▶ **WHAT YOU NEED TO DO**
Write out the entries, please, from the line containing "What's the underlying" through their final line, exactly and with nothing else.

▶ **SUPPLIED RECORDS**
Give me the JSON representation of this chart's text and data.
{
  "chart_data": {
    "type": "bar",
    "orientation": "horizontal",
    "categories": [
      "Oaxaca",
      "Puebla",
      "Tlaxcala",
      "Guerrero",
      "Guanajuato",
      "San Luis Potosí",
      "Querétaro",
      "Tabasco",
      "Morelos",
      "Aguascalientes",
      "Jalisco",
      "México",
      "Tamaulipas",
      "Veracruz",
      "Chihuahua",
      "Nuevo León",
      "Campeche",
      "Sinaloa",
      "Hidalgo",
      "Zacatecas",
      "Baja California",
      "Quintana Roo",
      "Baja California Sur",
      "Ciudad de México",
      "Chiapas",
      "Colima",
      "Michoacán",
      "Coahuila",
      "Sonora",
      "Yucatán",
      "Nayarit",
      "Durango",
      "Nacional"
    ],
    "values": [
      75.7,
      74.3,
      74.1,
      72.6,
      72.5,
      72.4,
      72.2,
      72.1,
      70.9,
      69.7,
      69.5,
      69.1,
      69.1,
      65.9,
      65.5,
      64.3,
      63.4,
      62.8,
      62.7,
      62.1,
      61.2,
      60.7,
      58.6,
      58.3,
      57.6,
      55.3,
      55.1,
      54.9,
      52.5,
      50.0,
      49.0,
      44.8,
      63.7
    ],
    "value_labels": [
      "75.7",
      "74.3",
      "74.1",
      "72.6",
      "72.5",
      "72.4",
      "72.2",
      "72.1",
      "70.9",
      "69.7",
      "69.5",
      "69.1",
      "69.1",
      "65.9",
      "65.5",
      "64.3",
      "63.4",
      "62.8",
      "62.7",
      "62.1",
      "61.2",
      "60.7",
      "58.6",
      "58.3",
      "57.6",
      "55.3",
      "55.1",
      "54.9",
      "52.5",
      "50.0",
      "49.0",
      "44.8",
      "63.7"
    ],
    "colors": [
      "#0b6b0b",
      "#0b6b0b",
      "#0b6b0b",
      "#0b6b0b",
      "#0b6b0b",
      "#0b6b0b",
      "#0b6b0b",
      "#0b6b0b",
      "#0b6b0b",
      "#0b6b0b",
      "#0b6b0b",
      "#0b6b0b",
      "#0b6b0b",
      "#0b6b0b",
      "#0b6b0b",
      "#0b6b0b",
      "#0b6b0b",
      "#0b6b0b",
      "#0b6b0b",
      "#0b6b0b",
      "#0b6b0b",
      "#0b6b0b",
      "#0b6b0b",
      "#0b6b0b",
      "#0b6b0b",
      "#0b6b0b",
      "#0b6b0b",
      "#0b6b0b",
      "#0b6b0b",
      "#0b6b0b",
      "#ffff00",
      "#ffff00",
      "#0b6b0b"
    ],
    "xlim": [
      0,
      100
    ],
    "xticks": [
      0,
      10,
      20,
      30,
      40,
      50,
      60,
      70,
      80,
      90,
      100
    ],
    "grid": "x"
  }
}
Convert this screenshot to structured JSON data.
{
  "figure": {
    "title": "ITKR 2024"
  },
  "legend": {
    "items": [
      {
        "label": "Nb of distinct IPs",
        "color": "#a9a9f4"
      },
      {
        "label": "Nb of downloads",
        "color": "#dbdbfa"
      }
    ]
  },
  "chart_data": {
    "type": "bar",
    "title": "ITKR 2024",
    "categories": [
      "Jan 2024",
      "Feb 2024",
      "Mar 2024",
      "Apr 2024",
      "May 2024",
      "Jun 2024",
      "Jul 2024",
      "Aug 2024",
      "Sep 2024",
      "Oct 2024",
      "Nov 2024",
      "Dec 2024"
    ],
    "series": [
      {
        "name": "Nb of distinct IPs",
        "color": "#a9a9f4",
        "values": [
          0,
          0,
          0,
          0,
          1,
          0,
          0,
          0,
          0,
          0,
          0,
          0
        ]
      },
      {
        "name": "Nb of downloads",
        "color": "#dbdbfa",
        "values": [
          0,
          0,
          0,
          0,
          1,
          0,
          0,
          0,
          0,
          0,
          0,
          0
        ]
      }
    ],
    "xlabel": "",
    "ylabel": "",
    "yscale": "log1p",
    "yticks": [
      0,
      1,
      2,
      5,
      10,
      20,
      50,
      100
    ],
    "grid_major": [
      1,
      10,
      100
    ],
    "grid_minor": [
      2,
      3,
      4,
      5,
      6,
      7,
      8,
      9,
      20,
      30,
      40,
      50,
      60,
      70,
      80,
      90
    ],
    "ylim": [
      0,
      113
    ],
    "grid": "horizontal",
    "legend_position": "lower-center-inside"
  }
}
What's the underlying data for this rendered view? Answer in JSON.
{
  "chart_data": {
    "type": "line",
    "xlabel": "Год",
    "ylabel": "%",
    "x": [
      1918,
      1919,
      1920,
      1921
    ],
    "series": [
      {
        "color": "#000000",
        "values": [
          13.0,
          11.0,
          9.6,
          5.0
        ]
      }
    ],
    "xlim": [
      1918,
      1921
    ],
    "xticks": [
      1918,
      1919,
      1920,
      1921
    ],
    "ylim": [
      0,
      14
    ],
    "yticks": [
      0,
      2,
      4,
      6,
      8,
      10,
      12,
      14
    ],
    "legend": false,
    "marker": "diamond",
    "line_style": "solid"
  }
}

▶ **REPLY**
What's the underlying data for this rendered view? Answer in JSON.
{
  "chart_data": {
    "type": "line",
    "xlabel": "Год",
    "ylabel": "%",
    "x": [
      1918,
      1919,
      1920,
      1921
    ],
    "series": [
      {
        "color": "#000000",
        "values": [
          13.0,
          11.0,
          9.6,
          5.0
        ]
      }
    ],
    "xlim": [
      1918,
      1921
    ],
    "xticks": [
      1918,
      1919,
      1920,
      1921
    ],
    "ylim": [
      0,
      14
    ],
    "yticks": [
      0,
      2,
      4,
      6,
      8,
      10,
      12,
      14
    ],
    "legend": false,
    "marker": "diamond",
    "line_style": "solid"
  }
}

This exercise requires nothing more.